PROMPT:
Count how many lines below contain the word "name", then give that number alone.

Saved data entries:
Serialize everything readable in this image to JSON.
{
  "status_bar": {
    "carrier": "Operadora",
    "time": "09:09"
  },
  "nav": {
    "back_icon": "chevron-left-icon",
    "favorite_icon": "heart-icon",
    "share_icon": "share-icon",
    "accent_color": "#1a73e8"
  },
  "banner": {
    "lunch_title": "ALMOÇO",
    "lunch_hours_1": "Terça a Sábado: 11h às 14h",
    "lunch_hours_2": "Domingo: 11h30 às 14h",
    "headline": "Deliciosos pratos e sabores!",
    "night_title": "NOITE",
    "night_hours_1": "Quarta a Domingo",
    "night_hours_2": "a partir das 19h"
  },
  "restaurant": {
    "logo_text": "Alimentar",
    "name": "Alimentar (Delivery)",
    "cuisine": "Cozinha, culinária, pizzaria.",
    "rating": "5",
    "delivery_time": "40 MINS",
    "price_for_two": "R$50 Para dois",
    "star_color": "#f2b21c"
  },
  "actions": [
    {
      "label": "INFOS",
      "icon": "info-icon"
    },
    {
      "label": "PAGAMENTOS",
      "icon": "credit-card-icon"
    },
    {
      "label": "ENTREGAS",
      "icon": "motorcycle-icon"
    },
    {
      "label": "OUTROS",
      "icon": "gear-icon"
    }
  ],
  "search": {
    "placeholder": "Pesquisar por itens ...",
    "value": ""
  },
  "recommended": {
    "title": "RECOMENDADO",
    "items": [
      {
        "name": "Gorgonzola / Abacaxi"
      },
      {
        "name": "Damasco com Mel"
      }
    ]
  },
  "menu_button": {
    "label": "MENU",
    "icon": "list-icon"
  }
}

CORRECT OUTPUT:
3